What is expected: Reproduce all records verbatim.

Data shown:
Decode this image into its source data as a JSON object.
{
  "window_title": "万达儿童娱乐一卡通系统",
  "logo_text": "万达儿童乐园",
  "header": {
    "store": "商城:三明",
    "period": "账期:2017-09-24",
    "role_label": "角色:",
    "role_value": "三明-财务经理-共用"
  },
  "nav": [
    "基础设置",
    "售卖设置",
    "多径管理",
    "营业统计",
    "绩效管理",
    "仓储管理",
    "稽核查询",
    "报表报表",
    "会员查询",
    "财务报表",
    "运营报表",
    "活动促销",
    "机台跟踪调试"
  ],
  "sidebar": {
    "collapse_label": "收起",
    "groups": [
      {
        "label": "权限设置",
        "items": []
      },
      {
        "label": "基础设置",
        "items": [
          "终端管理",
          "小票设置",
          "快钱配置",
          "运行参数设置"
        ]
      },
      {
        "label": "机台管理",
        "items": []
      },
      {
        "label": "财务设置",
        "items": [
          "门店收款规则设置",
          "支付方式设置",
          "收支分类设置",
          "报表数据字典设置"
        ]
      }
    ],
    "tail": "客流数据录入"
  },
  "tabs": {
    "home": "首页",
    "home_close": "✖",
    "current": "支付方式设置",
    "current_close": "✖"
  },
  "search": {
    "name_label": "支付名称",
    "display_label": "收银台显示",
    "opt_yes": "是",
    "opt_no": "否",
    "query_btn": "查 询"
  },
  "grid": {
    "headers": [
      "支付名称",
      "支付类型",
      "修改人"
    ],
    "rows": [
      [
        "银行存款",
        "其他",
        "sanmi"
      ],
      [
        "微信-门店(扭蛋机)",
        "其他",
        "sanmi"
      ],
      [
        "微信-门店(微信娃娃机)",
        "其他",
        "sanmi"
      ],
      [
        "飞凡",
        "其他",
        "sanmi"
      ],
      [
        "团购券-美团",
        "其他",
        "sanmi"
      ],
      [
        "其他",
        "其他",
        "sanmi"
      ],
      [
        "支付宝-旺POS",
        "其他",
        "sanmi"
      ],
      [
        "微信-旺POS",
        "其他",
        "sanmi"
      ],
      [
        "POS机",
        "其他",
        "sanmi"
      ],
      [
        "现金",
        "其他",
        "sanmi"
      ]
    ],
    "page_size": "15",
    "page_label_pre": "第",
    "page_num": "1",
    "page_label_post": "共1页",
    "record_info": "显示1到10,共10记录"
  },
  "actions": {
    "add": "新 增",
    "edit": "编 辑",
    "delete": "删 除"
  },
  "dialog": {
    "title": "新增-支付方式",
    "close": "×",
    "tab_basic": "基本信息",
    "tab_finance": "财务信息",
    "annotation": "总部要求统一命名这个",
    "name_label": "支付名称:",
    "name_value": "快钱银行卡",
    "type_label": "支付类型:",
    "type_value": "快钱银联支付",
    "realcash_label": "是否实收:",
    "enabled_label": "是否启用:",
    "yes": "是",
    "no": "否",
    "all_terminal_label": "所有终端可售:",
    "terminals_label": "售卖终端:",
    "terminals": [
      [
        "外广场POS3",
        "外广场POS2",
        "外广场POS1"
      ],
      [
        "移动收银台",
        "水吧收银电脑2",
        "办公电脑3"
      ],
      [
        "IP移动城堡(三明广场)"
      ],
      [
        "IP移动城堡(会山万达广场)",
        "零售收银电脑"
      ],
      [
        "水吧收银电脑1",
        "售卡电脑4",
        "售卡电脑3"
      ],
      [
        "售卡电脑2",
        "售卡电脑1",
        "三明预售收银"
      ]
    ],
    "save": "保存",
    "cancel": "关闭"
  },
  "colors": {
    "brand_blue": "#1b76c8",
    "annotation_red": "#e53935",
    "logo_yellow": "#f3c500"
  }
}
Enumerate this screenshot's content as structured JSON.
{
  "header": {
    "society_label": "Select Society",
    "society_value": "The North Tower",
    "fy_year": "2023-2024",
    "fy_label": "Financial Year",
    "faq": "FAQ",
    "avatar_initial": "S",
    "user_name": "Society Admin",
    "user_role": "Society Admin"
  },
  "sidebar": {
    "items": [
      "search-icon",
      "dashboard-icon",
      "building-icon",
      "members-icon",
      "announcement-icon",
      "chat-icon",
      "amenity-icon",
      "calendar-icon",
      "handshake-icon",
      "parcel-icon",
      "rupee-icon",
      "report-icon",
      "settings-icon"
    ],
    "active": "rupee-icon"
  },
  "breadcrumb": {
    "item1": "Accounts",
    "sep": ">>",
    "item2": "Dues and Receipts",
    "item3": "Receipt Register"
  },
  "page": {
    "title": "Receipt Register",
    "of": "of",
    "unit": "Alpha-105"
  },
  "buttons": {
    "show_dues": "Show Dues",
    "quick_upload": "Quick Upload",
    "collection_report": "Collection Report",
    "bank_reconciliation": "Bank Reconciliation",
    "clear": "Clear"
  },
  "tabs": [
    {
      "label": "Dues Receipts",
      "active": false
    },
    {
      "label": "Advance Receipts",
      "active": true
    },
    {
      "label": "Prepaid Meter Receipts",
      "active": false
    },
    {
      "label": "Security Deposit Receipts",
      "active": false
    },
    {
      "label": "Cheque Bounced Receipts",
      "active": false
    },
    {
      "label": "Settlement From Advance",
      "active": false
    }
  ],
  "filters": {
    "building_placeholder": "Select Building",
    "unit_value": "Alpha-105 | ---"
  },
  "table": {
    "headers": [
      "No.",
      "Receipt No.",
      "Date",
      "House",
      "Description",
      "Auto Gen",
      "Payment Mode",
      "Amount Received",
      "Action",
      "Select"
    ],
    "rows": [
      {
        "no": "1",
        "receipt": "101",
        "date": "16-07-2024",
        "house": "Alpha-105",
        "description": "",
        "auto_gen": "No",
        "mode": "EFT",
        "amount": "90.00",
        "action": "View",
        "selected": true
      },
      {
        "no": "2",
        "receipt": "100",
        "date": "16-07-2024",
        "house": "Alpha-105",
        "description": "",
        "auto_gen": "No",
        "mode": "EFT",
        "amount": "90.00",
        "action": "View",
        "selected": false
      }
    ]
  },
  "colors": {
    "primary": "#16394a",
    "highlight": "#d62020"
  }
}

Written answer:
Decode this image into its source data as a JSON object.
{
  "window_title": "万达儿童娱乐一卡通系统",
  "logo_text": "万达儿童乐园",
  "header": {
    "store": "商城:三明",
    "period": "账期:2017-09-24",
    "role_label": "角色:",
    "role_value": "三明-财务经理-共用"
  },
  "nav": [
    "基础设置",
    "售卖设置",
    "多径管理",
    "营业统计",
    "绩效管理",
    "仓储管理",
    "稽核查询",
    "报表报表",
    "会员查询",
    "财务报表",
    "运营报表",
    "活动促销",
    "机台跟踪调试"
  ],
  "sidebar": {
    "collapse_label": "收起",
    "groups": [
      {
        "label": "权限设置",
        "items": []
      },
      {
        "label": "基础设置",
        "items": [
          "终端管理",
          "小票设置",
          "快钱配置",
          "运行参数设置"
        ]
      },
      {
        "label": "机台管理",
        "items": []
      },
      {
        "label": "财务设置",
        "items": [
          "门店收款规则设置",
          "支付方式设置",
          "收支分类设置",
          "报表数据字典设置"
        ]
      }
    ],
    "tail": "客流数据录入"
  },
  "tabs": {
    "home": "首页",
    "home_close": "✖",
    "current": "支付方式设置",
    "current_close": "✖"
  },
  "search": {
    "name_label": "支付名称",
    "display_label": "收银台显示",
    "opt_yes": "是",
    "opt_no": "否",
    "query_btn": "查 询"
  },
  "grid": {
    "headers": [
      "支付名称",
      "支付类型",
      "修改人"
    ],
    "rows": [
      [
        "银行存款",
        "其他",
        "sanmi"
      ],
      [
        "微信-门店(扭蛋机)",
        "其他",
        "sanmi"
      ],
      [
        "微信-门店(微信娃娃机)",
        "其他",
        "sanmi"
      ],
      [
        "飞凡",
        "其他",
        "sanmi"
      ],
      [
        "团购券-美团",
        "其他",
        "sanmi"
      ],
      [
        "其他",
        "其他",
        "sanmi"
      ],
      [
        "支付宝-旺POS",
        "其他",
        "sanmi"
      ],
      [
        "微信-旺POS",
        "其他",
        "sanmi"
      ],
      [
        "POS机",
        "其他",
        "sanmi"
      ],
      [
        "现金",
        "其他",
        "sanmi"
      ]
    ],
    "page_size": "15",
    "page_label_pre": "第",
    "page_num": "1",
    "page_label_post": "共1页",
    "record_info": "显示1到10,共10记录"
  },
  "actions": {
    "add": "新 增",
    "edit": "编 辑",
    "delete": "删 除"
  },
  "dialog": {
    "title": "新增-支付方式",
    "close": "×",
    "tab_basic": "基本信息",
    "tab_finance": "财务信息",
    "annotation": "总部要求统一命名这个",
    "name_label": "支付名称:",
    "name_value": "快钱银行卡",
    "type_label": "支付类型:",
    "type_value": "快钱银联支付",
    "realcash_label": "是否实收:",
    "enabled_label": "是否启用:",
    "yes": "是",
    "no": "否",
    "all_terminal_label": "所有终端可售:",
    "terminals_label": "售卖终端:",
    "terminals": [
      [
        "外广场POS3",
        "外广场POS2",
        "外广场POS1"
      ],
      [
        "移动收银台",
        "水吧收银电脑2",
        "办公电脑3"
      ],
      [
        "IP移动城堡(三明广场)"
      ],
      [
        "IP移动城堡(会山万达广场)",
        "零售收银电脑"
      ],
      [
        "水吧收银电脑1",
        "售卡电脑4",
        "售卡电脑3"
      ],
      [
        "售卡电脑2",
        "售卡电脑1",
        "三明预售收银"
      ]
    ],
    "save": "保存",
    "cancel": "关闭"
  },
  "colors": {
    "brand_blue": "#1b76c8",
    "annotation_red": "#e53935",
    "logo_yellow": "#f3c500"
  }
}
Enumerate this screenshot's content as structured JSON.
{
  "header": {
    "society_label": "Select Society",
    "society_value": "The North Tower",
    "fy_year": "2023-2024",
    "fy_label": "Financial Year",
    "faq": "FAQ",
    "avatar_initial": "S",
    "user_name": "Society Admin",
    "user_role": "Society Admin"
  },
  "sidebar": {
    "items": [
      "search-icon",
      "dashboard-icon",
      "building-icon",
      "members-icon",
      "announcement-icon",
      "chat-icon",
      "amenity-icon",
      "calendar-icon",
      "handshake-icon",
      "parcel-icon",
      "rupee-icon",
      "report-icon",
      "settings-icon"
    ],
    "active": "rupee-icon"
  },
  "breadcrumb": {
    "item1": "Accounts",
    "sep": ">>",
    "item2": "Dues and Receipts",
    "item3": "Receipt Register"
  },
  "page": {
    "title": "Receipt Register",
    "of": "of",
    "unit": "Alpha-105"
  },
  "buttons": {
    "show_dues": "Show Dues",
    "quick_upload": "Quick Upload",
    "collection_report": "Collection Report",
    "bank_reconciliation": "Bank Reconciliation",
    "clear": "Clear"
  },
  "tabs": [
    {
      "label": "Dues Receipts",
      "active": false
    },
    {
      "label": "Advance Receipts",
      "active": true
    },
    {
      "label": "Prepaid Meter Receipts",
      "active": false
    },
    {
      "label": "Security Deposit Receipts",
      "active": false
    },
    {
      "label": "Cheque Bounced Receipts",
      "active": false
    },
    {
      "label": "Settlement From Advance",
      "active": false
    }
  ],
  "filters": {
    "building_placeholder": "Select Building",
    "unit_value": "Alpha-105 | ---"
  },
  "table": {
    "headers": [
      "No.",
      "Receipt No.",
      "Date",
      "House",
      "Description",
      "Auto Gen",
      "Payment Mode",
      "Amount Received",
      "Action",
      "Select"
    ],
    "rows": [
      {
        "no": "1",
        "receipt": "101",
        "date": "16-07-2024",
        "house": "Alpha-105",
        "description": "",
        "auto_gen": "No",
        "mode": "EFT",
        "amount": "90.00",
        "action": "View",
        "selected": true
      },
      {
        "no": "2",
        "receipt": "100",
        "date": "16-07-2024",
        "house": "Alpha-105",
        "description": "",
        "auto_gen": "No",
        "mode": "EFT",
        "amount": "90.00",
        "action": "View",
        "selected": false
      }
    ]
  },
  "colors": {
    "primary": "#16394a",
    "highlight": "#d62020"
  }
}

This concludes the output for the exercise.